◆ **PROBLEM DESCRIPTION**
Pick out the lines below with "figure" and list them.

◆ **Stored dataset items**
- - - -

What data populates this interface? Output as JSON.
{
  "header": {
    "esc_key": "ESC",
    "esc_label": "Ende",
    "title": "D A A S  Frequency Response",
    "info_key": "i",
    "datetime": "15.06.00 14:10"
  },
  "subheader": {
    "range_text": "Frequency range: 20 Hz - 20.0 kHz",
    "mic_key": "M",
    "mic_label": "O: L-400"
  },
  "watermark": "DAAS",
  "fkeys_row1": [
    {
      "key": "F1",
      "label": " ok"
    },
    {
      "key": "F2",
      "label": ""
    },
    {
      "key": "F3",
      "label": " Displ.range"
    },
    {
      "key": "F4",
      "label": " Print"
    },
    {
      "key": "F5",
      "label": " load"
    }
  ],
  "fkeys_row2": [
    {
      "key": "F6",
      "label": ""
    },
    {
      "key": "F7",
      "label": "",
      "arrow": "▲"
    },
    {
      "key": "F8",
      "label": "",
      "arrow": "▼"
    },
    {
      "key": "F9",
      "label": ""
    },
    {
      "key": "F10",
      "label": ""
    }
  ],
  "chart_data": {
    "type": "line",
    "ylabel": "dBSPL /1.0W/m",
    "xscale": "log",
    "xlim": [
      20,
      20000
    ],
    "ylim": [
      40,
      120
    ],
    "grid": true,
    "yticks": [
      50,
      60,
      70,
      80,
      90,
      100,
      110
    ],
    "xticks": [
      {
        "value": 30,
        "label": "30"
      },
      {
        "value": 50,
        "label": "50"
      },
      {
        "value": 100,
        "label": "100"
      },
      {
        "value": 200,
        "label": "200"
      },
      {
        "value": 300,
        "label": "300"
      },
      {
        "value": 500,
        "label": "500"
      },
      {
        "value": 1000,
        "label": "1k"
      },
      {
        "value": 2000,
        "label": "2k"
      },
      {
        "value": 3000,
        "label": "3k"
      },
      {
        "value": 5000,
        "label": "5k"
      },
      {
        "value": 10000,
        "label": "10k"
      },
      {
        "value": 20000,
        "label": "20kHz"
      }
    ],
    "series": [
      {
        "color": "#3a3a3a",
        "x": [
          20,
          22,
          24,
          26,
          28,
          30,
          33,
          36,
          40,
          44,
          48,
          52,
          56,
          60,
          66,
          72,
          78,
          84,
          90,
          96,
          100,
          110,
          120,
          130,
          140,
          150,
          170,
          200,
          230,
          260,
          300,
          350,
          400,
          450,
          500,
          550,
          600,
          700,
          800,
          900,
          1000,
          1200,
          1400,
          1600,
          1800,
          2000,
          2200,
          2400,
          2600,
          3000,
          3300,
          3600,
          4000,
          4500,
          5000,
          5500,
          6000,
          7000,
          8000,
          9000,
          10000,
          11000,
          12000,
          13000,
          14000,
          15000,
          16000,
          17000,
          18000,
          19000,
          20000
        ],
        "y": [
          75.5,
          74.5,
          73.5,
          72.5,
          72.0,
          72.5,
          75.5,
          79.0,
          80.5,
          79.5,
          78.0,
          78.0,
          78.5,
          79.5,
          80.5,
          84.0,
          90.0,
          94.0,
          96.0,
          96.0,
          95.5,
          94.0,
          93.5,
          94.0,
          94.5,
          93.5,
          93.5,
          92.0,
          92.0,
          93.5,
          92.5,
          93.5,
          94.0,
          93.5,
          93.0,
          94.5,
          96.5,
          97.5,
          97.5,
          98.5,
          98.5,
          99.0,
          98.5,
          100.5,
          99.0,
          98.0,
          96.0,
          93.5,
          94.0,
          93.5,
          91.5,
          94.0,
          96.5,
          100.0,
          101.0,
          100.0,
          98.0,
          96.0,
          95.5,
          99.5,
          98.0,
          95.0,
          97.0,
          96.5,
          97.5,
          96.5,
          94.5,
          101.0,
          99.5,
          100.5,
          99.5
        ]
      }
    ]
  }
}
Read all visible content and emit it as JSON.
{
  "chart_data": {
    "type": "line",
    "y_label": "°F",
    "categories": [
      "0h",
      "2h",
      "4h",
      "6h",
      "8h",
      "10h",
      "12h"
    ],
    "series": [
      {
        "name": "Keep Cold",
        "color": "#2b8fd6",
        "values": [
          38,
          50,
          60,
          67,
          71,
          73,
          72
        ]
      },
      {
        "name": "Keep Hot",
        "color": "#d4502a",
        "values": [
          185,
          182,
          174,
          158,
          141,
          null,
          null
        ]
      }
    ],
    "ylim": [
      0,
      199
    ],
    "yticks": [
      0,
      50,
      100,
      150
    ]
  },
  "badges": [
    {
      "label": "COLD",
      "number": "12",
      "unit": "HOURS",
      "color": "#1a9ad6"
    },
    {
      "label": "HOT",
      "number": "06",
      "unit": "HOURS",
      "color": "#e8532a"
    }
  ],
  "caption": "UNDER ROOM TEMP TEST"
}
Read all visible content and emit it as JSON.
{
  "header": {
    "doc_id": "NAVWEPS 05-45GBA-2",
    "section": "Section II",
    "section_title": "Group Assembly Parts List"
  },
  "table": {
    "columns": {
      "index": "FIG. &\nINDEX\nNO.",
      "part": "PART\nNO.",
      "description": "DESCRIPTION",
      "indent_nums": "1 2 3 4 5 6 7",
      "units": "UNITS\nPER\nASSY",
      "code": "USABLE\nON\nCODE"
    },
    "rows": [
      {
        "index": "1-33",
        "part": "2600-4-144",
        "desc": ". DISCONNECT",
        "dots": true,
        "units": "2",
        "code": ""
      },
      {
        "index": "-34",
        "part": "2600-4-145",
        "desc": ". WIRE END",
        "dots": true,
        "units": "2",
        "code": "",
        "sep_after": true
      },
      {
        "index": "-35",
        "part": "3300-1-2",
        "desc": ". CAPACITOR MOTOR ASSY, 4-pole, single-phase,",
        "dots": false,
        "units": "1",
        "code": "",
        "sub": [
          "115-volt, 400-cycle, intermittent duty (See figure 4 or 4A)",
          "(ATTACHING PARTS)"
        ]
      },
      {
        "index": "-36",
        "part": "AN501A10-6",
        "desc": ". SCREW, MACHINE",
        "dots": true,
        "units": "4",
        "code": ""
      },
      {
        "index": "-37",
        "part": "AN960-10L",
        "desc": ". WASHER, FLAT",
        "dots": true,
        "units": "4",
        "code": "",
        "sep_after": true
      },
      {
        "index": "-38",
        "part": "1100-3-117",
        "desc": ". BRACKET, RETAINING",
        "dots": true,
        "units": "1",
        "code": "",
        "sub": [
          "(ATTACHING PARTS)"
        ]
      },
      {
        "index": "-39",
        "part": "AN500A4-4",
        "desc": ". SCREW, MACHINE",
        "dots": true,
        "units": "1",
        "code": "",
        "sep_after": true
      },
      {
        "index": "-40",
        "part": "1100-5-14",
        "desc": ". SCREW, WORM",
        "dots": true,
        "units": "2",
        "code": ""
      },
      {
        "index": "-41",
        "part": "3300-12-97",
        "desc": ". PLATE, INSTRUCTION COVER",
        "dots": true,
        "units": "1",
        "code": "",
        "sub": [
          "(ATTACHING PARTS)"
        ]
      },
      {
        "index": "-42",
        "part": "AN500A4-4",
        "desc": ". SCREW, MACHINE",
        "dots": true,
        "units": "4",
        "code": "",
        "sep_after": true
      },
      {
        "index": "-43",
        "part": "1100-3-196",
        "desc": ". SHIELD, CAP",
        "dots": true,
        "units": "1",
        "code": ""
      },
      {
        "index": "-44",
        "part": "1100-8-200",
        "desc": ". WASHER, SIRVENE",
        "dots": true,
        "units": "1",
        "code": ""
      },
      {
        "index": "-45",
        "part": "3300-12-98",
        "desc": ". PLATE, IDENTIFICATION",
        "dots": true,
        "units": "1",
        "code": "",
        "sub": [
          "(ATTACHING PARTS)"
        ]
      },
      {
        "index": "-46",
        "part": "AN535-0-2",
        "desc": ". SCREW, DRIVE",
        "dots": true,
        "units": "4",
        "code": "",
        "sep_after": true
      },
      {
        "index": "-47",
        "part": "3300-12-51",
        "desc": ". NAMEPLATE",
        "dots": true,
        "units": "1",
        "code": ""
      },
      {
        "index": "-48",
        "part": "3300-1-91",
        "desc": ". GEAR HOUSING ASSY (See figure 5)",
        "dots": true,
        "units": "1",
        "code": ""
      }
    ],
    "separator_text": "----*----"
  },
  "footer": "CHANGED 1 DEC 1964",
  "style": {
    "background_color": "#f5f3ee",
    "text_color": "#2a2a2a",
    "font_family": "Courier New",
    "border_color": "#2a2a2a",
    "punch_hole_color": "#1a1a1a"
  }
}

- - - -

◆ **COMPLETE RESPONSE**
          "115-volt, 400-cycle, intermittent duty (See figure 4 or 4A)",
        "desc": ". GEAR HOUSING ASSY (See figure 5)",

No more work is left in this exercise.